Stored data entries
________________
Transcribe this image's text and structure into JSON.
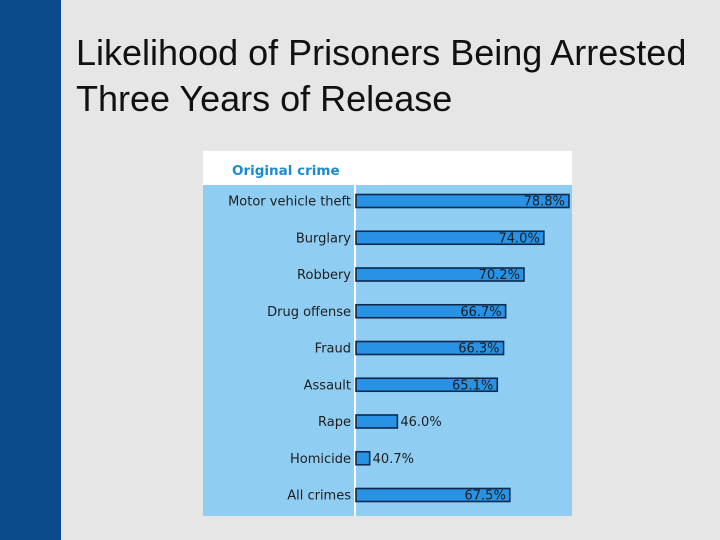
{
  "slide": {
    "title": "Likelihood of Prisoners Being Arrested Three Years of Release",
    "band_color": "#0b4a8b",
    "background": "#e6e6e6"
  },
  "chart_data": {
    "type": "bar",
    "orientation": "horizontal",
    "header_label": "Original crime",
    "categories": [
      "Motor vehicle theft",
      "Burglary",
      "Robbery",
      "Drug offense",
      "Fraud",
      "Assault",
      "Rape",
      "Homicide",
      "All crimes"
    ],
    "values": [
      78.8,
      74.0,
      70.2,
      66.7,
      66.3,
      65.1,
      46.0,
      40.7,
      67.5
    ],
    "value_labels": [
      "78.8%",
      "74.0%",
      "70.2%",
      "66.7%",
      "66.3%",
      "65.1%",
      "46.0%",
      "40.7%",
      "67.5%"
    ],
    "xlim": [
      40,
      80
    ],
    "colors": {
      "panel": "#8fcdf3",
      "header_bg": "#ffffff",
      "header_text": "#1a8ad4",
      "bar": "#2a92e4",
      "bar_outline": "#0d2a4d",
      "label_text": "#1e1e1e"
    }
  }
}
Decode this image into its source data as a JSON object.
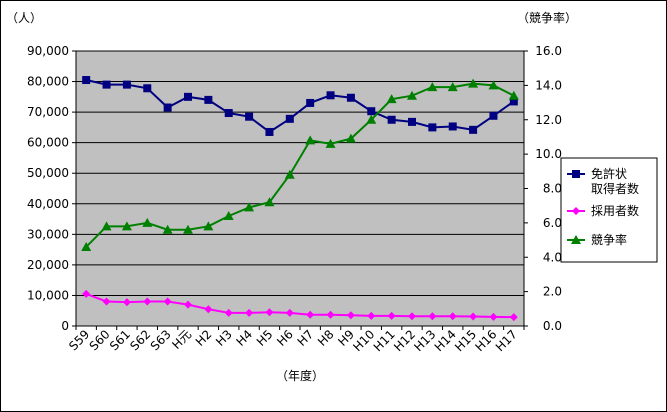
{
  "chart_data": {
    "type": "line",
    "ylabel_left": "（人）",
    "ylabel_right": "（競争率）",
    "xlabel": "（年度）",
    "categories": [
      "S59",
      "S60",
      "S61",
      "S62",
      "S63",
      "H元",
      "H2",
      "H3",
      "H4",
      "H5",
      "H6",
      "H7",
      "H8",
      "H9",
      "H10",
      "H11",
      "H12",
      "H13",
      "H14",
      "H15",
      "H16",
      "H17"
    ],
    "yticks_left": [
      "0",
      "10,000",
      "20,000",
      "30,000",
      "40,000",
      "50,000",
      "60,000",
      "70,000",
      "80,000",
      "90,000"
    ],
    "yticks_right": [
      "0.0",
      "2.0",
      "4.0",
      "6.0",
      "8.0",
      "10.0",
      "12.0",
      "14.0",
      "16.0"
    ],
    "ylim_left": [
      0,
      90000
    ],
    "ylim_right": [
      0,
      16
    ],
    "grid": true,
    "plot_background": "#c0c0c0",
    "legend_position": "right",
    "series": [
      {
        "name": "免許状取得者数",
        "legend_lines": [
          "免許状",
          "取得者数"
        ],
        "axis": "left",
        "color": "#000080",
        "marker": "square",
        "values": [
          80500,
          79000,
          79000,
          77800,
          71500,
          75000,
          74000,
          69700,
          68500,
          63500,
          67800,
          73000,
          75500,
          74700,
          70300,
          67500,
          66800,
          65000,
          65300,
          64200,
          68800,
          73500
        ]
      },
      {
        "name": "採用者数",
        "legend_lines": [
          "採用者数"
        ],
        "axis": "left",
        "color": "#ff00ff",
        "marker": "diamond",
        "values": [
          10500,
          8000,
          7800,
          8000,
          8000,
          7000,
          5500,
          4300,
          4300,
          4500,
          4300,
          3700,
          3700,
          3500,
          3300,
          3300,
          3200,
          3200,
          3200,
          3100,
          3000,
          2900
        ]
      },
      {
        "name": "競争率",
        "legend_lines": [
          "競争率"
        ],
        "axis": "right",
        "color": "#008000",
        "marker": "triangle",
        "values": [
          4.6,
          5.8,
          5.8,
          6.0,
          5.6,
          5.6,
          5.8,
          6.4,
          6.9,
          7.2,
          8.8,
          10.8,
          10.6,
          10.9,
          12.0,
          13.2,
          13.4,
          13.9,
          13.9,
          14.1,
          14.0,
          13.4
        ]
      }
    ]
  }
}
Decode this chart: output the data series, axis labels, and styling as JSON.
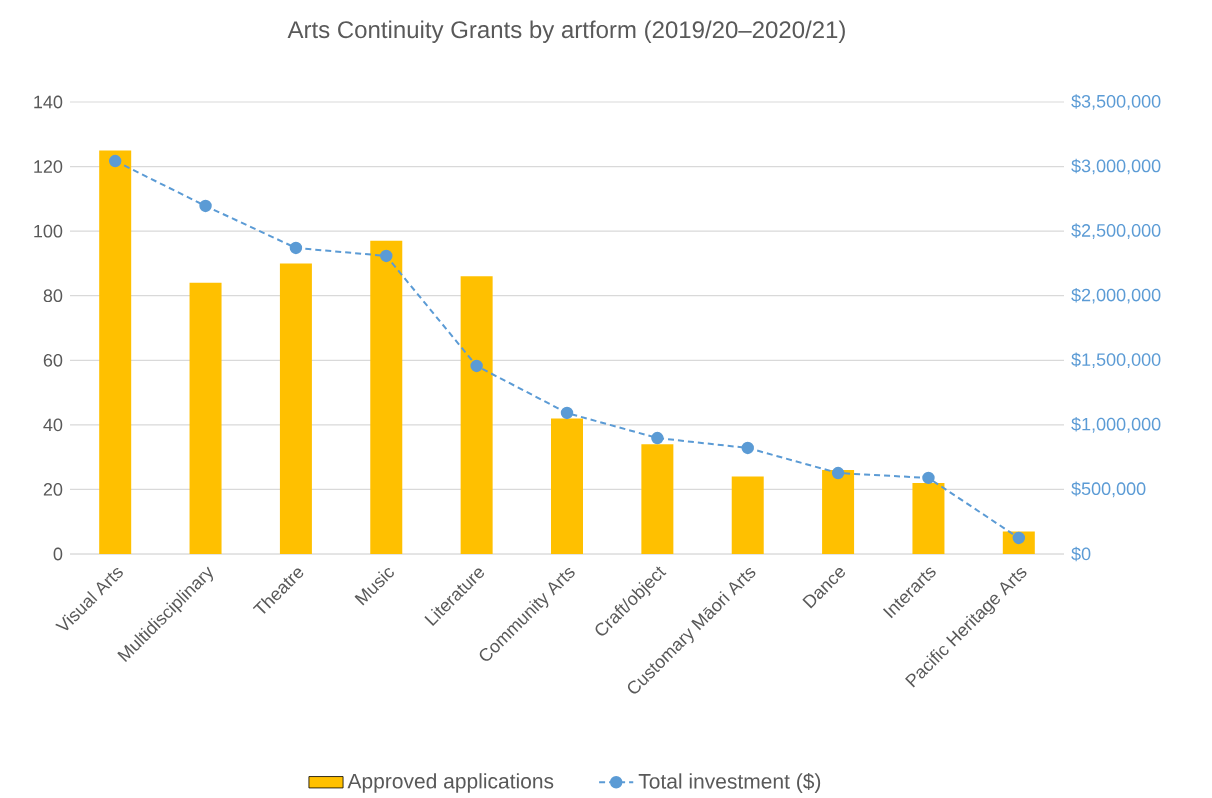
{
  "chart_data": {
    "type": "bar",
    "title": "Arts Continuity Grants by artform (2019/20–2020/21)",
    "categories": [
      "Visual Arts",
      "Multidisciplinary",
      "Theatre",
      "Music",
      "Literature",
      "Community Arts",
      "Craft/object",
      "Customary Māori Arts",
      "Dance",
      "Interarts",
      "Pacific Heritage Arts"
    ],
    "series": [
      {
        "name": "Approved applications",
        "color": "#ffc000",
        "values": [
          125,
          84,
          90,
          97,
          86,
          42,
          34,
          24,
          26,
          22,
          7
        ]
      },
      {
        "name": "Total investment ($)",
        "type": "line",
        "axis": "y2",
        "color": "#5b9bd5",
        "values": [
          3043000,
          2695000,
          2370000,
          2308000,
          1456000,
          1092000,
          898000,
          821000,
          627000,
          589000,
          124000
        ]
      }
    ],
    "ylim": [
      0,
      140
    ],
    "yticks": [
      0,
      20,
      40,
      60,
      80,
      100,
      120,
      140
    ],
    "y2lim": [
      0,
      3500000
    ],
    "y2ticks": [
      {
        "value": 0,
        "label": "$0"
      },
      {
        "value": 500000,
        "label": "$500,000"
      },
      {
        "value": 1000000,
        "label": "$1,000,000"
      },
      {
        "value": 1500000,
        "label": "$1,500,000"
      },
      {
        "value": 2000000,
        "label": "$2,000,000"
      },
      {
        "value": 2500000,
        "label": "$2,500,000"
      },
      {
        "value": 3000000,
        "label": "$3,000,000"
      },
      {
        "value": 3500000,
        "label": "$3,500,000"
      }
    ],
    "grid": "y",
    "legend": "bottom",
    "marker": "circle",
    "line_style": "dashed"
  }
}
________________
- **Exercise description**
From the data above, copy out every line with the string "axis" in it.

- **Response to the exercise**
        "axis": "left",
        "axis": "left",
        "axis": "right",
Decode this chart: output the data series, axis labels, and styling as JSON.
        "axis": "y2",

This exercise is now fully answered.